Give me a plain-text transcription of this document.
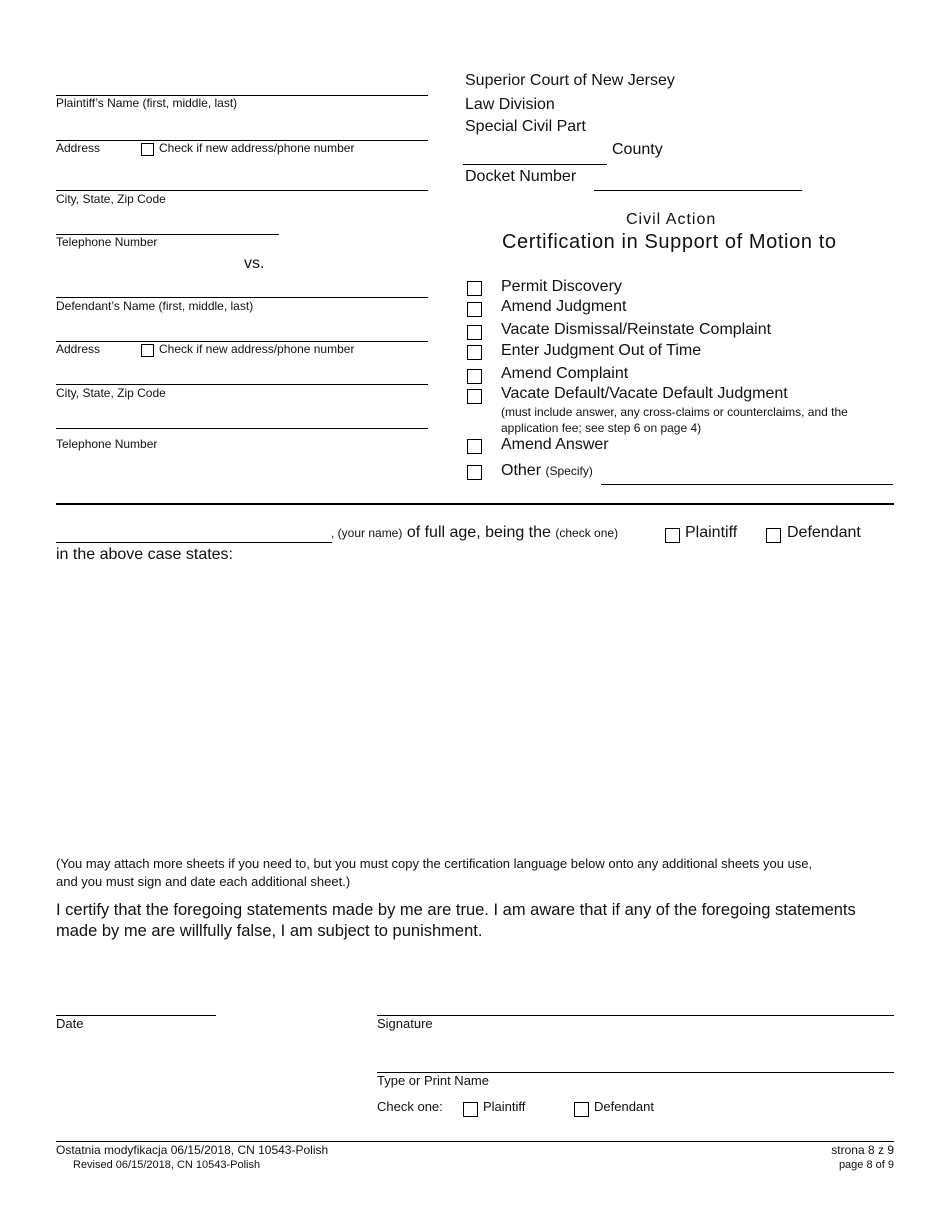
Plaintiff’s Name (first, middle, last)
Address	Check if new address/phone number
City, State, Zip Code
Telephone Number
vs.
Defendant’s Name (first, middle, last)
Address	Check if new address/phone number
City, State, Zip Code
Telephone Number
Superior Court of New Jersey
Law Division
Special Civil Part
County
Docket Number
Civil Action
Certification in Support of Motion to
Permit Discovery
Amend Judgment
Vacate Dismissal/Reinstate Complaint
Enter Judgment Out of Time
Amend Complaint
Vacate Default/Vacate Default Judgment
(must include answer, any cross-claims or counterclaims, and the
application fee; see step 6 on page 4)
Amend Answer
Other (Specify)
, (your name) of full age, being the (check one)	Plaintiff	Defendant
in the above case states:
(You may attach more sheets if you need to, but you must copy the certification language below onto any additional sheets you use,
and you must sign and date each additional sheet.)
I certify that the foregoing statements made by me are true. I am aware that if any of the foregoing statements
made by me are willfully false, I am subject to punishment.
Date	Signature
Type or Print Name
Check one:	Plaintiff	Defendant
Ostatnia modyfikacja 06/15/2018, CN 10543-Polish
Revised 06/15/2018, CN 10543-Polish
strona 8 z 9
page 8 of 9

==

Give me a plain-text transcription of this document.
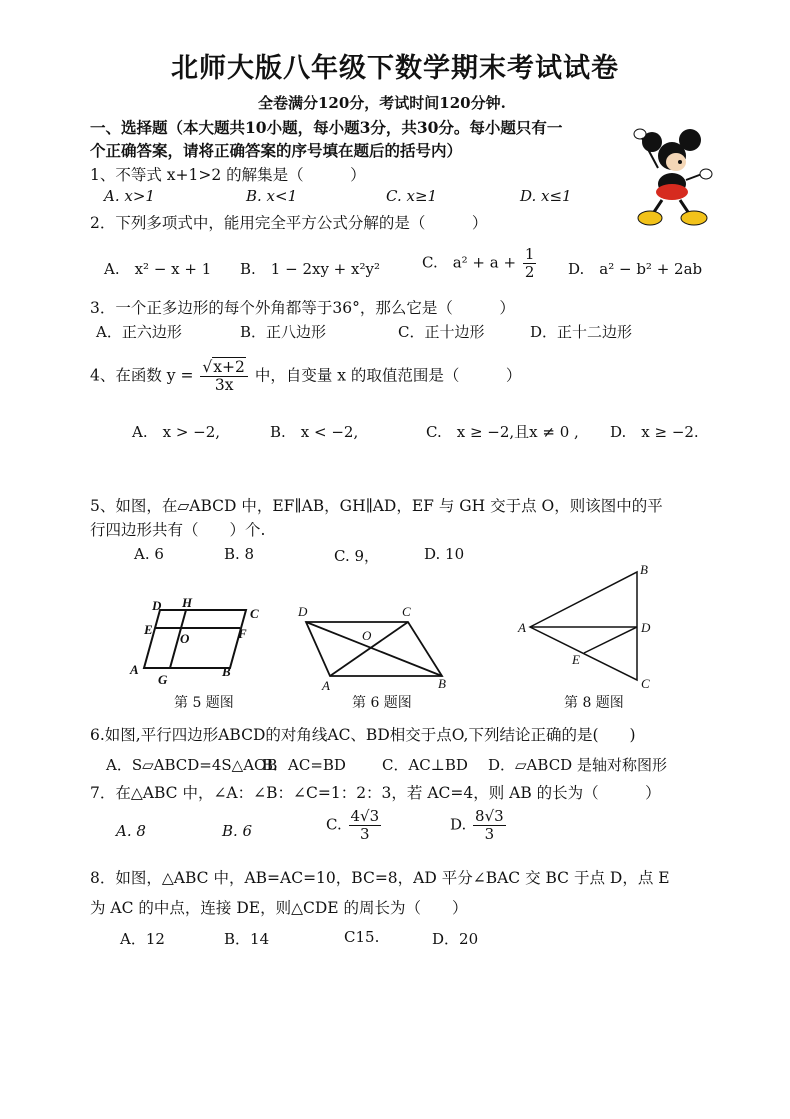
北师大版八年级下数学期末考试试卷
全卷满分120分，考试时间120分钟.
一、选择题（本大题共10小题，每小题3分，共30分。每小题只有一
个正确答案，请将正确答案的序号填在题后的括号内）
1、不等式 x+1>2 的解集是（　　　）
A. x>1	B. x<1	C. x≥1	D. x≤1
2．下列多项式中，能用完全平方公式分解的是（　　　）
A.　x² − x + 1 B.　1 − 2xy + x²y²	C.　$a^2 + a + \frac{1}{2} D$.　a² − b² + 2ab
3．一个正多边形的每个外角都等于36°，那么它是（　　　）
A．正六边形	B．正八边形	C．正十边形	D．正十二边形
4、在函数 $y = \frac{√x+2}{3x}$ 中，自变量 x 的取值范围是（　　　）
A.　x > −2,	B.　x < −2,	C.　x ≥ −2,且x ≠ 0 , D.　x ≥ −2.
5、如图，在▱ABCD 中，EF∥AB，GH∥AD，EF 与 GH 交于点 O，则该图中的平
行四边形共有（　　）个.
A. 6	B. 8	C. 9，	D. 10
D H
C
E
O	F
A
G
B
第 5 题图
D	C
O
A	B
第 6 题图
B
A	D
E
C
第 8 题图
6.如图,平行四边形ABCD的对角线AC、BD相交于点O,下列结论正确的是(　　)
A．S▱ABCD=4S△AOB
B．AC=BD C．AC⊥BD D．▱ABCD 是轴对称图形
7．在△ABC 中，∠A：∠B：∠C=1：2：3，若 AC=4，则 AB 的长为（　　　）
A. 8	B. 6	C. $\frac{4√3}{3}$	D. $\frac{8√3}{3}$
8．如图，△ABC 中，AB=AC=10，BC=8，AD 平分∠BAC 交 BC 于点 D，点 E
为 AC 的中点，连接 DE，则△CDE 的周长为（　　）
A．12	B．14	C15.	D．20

**Exercise instructions:** Report all lines of the data above that include the string "page".

**Response for this exercise:**
application fee; see step 6 on page 4)
page 8 of 9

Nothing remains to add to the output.